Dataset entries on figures
--*--
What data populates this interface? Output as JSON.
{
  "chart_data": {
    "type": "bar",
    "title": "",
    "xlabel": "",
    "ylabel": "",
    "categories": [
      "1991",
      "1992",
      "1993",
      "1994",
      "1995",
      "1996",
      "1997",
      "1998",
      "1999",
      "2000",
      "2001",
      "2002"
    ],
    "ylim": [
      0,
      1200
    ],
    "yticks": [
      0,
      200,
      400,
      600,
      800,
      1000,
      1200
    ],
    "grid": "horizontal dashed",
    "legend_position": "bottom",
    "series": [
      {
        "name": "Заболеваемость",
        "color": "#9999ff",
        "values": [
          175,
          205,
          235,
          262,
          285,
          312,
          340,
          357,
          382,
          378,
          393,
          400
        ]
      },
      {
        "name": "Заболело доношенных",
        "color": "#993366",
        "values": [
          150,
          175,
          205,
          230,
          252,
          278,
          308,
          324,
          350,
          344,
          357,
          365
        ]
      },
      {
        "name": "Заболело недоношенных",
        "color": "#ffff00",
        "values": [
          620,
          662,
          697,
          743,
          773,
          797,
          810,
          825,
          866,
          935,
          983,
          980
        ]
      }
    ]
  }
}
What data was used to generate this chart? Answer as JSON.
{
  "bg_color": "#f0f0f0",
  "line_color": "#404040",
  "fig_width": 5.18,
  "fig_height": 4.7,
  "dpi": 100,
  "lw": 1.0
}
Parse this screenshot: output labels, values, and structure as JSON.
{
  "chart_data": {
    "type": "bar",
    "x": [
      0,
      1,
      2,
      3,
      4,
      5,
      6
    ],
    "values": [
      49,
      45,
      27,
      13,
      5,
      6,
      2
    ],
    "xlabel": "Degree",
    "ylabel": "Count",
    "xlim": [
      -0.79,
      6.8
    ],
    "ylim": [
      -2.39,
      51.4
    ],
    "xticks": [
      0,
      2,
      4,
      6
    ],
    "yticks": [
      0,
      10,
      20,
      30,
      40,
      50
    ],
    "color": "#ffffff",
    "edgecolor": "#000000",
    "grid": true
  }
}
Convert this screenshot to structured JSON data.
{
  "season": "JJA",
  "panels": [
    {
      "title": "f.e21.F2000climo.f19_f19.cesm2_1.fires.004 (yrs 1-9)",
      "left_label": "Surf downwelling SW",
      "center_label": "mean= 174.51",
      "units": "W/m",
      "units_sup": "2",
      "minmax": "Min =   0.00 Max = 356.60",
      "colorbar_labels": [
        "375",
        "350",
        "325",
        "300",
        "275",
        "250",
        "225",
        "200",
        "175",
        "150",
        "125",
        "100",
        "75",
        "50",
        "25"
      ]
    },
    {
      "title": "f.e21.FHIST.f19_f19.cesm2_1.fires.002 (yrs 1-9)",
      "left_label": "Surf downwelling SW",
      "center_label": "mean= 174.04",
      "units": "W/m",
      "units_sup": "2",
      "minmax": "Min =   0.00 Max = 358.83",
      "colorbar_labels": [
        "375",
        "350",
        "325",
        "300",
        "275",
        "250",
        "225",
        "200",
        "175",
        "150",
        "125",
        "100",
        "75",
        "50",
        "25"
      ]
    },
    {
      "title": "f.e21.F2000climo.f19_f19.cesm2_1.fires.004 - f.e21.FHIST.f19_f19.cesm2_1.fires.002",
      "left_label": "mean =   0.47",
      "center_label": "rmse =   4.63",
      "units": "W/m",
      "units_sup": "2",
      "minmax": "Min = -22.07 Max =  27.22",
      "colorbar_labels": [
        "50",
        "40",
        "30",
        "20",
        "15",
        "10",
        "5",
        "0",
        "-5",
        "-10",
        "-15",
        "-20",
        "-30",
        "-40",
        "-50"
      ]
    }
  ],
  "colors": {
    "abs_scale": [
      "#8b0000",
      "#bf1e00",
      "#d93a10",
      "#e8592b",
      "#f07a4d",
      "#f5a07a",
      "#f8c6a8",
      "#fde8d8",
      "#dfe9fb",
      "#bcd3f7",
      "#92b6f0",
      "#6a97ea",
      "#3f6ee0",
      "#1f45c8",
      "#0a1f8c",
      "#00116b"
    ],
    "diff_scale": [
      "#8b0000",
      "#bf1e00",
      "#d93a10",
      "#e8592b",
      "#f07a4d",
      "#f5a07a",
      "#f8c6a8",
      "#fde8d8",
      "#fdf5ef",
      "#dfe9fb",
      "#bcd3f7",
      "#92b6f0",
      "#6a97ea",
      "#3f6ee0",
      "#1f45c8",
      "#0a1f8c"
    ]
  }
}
--*--
### WHAT YOU SHOULD DO
Where a line of the data holds "fires", show that line.

### FULL ANSWER
      "title": "f.e21.F2000climo.f19_f19.cesm2_1.fires.004 (yrs 1-9)",
      "title": "f.e21.FHIST.f19_f19.cesm2_1.fires.002 (yrs 1-9)",
      "title": "f.e21.F2000climo.f19_f19.cesm2_1.fires.004 - f.e21.FHIST.f19_f19.cesm2_1.fires.002",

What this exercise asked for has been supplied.